# [What you need to do]
Look through the data below. Collect every line where the word "Сетевые" occurs.

** start Dataset excerpts **

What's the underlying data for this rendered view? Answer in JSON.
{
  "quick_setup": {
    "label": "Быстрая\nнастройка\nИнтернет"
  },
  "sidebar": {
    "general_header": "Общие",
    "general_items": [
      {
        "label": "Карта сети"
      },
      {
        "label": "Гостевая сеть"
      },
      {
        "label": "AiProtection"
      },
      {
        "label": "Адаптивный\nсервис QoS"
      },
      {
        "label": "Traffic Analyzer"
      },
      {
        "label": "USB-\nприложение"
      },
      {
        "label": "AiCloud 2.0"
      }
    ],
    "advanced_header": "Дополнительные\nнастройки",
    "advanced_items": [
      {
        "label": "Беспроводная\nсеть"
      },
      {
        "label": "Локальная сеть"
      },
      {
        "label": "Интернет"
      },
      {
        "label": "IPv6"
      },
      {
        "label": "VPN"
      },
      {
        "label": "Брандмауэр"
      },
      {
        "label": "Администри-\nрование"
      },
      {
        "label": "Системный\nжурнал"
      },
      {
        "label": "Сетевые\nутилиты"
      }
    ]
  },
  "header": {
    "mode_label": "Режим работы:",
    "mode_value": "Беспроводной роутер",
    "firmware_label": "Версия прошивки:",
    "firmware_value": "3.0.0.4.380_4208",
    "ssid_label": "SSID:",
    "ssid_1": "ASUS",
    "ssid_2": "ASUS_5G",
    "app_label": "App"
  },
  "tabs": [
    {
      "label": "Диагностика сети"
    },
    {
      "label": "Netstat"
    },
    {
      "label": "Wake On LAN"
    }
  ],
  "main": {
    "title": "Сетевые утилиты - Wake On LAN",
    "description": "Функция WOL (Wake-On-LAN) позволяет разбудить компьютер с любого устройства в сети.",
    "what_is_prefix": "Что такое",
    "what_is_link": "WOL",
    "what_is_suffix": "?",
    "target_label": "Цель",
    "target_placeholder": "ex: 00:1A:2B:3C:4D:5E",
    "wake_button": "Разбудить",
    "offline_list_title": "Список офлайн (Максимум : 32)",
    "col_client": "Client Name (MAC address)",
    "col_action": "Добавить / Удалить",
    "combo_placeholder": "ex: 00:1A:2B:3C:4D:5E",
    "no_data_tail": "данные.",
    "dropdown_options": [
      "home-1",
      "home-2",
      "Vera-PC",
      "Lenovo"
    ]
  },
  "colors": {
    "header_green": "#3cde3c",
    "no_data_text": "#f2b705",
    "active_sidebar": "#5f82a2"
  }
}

** end Dataset excerpts **

# [Final result]
        "label": "Сетевые\nутилиты"
    "title": "Сетевые утилиты - Wake On LAN",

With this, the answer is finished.